■ Information given
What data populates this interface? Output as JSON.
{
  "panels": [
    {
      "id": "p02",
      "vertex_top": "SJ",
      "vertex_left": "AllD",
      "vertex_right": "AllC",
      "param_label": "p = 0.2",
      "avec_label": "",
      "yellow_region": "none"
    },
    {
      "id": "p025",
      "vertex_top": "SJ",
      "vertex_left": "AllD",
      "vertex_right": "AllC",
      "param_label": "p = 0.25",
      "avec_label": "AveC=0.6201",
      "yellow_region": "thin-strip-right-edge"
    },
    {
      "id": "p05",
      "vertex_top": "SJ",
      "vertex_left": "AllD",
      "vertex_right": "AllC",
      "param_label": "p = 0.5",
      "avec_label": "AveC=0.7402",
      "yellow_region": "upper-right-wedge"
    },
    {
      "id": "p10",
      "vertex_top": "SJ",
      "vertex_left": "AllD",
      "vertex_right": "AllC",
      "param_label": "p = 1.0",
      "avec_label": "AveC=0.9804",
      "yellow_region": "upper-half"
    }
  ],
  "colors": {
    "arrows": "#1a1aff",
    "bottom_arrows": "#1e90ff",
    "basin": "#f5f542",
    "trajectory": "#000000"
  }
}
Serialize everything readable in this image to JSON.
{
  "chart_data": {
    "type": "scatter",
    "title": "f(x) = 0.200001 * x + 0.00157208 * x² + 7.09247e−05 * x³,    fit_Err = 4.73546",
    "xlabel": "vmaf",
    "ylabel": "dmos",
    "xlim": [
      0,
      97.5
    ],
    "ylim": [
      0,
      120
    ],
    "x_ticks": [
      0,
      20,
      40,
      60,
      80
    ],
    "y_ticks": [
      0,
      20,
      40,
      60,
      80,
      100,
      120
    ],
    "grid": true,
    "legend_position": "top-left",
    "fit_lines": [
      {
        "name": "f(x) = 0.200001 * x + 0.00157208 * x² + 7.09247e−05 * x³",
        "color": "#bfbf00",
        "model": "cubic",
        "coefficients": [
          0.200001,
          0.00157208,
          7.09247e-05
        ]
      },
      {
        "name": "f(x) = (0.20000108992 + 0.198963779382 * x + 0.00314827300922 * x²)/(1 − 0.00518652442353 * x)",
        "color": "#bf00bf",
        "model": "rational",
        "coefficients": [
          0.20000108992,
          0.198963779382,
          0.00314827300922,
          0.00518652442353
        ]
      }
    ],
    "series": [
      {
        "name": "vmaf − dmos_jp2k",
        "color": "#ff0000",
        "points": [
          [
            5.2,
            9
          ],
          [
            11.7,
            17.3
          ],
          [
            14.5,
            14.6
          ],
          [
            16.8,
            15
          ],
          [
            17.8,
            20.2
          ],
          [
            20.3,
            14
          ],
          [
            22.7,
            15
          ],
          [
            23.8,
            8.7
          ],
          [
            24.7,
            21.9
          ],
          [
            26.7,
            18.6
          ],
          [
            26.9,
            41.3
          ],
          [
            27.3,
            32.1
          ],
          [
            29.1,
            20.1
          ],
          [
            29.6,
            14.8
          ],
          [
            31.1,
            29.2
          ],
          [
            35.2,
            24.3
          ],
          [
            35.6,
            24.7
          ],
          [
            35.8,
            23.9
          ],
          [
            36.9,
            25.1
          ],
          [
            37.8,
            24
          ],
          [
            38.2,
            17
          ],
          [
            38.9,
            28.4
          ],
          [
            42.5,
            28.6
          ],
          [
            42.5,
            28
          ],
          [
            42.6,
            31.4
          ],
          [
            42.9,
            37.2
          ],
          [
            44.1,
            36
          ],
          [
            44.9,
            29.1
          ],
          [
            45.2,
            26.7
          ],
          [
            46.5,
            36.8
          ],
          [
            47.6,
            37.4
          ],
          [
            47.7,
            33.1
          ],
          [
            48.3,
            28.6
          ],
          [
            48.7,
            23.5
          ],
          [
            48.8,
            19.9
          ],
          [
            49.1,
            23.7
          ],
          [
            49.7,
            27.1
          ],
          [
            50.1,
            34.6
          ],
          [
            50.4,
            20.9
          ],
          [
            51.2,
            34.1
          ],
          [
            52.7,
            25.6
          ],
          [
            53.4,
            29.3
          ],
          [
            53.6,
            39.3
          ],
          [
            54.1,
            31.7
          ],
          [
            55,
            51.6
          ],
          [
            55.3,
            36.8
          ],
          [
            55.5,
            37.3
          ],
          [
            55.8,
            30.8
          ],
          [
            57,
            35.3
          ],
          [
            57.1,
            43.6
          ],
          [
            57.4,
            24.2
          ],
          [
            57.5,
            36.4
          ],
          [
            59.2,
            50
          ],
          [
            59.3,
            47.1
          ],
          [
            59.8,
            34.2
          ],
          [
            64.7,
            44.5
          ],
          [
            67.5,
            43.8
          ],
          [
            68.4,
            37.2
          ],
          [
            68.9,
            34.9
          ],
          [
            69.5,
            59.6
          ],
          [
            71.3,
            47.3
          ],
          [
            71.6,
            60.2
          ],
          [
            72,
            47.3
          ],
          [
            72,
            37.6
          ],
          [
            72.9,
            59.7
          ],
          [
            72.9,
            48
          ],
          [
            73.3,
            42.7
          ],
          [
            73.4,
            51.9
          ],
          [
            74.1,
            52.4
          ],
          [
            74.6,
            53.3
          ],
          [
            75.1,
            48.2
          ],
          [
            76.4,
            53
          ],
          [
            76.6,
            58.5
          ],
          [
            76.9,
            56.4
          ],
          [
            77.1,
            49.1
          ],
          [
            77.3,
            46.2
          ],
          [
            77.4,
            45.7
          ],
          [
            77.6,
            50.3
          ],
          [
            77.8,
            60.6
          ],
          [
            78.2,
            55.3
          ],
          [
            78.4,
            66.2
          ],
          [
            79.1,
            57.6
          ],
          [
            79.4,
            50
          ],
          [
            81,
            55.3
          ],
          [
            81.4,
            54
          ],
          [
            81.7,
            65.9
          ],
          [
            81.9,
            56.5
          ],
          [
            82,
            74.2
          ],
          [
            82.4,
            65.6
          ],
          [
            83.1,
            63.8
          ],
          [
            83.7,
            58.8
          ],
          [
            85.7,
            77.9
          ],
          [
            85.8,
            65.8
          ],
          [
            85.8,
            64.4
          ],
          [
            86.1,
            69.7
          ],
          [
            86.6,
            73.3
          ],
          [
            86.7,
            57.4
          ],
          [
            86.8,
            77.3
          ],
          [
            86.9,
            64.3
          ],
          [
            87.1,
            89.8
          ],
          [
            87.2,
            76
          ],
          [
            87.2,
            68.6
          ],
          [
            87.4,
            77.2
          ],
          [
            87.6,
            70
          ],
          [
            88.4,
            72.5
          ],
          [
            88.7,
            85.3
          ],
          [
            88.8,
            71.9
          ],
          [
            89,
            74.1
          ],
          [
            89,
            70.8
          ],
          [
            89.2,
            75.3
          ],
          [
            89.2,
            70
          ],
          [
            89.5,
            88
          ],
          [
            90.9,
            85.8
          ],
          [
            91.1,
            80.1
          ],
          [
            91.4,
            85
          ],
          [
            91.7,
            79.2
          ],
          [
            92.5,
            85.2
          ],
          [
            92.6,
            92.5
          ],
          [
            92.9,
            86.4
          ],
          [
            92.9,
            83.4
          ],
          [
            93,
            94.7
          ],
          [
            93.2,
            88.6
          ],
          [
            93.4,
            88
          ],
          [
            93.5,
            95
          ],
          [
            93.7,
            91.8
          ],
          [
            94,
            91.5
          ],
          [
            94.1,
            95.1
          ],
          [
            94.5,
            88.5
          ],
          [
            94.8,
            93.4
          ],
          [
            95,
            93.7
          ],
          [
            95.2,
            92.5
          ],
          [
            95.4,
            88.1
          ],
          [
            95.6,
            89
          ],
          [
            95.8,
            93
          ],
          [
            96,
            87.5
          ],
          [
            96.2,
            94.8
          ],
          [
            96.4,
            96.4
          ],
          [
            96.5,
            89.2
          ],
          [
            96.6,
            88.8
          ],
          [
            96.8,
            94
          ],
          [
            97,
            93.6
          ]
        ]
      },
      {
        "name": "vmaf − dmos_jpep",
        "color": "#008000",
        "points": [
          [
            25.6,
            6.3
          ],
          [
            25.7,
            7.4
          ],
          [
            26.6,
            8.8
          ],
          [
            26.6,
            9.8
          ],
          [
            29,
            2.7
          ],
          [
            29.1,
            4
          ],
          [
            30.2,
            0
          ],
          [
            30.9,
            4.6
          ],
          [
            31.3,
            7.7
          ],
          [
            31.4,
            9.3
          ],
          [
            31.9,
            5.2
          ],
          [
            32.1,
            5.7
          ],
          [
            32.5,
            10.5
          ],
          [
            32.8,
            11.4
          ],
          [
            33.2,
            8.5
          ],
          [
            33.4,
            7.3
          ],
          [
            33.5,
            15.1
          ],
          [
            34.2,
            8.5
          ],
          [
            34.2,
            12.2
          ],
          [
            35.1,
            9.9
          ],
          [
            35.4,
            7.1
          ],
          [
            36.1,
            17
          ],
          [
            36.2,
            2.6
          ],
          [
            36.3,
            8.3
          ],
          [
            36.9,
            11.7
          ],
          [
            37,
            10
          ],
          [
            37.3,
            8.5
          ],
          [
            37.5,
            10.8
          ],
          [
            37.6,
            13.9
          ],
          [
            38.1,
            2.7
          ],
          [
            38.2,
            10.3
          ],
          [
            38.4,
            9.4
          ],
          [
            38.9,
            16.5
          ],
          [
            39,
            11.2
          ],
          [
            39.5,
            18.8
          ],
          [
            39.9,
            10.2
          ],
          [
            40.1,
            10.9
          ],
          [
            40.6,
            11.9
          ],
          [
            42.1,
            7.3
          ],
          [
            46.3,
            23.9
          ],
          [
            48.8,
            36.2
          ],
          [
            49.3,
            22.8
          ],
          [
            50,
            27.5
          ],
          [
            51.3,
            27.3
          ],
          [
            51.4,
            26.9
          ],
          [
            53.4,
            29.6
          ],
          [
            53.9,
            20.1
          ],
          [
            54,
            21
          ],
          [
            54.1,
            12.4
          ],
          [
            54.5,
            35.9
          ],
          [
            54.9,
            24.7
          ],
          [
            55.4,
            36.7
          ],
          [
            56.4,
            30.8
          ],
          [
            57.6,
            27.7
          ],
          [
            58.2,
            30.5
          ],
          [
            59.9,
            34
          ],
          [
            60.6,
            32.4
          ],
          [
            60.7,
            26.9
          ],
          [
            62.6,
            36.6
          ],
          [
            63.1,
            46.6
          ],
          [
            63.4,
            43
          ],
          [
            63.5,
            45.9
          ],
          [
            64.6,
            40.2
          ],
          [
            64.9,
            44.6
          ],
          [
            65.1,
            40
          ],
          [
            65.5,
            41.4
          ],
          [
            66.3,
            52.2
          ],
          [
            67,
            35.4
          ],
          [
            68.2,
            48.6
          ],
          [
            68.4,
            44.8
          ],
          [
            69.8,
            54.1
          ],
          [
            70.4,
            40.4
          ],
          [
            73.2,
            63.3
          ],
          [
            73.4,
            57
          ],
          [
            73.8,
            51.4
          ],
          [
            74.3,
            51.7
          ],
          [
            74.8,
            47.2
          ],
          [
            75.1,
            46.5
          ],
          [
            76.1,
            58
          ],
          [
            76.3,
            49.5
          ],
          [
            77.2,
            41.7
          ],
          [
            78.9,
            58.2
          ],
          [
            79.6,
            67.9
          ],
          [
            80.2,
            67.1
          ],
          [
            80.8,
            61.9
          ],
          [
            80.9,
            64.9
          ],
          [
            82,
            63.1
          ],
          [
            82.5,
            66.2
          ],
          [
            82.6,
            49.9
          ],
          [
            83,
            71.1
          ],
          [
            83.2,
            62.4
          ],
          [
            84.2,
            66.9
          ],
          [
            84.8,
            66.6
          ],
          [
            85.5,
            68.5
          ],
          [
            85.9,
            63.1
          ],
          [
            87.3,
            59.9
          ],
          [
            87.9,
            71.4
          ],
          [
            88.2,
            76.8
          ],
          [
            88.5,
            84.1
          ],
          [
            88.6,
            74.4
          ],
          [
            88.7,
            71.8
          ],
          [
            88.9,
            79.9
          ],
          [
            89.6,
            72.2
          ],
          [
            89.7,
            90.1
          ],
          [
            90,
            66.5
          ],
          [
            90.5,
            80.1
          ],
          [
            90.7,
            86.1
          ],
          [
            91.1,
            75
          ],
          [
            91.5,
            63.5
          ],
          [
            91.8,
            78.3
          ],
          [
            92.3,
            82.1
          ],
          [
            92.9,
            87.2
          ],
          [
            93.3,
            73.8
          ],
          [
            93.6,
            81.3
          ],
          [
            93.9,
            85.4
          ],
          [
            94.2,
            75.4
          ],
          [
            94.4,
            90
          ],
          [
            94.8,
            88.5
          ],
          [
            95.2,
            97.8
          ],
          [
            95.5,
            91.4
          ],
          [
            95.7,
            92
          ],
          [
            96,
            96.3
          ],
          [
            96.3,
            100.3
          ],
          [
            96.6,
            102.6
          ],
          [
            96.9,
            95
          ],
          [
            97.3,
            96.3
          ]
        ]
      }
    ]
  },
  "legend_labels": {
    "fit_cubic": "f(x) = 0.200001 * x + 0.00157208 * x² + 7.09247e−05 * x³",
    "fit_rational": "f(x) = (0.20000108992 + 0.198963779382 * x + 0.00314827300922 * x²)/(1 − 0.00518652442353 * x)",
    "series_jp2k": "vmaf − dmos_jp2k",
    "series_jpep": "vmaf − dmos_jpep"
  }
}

■ What to do
Identify the lines above with the word "JSON". Copy them.

■ Reply to the task
What data populates this interface? Output as JSON.
Serialize everything readable in this image to JSON.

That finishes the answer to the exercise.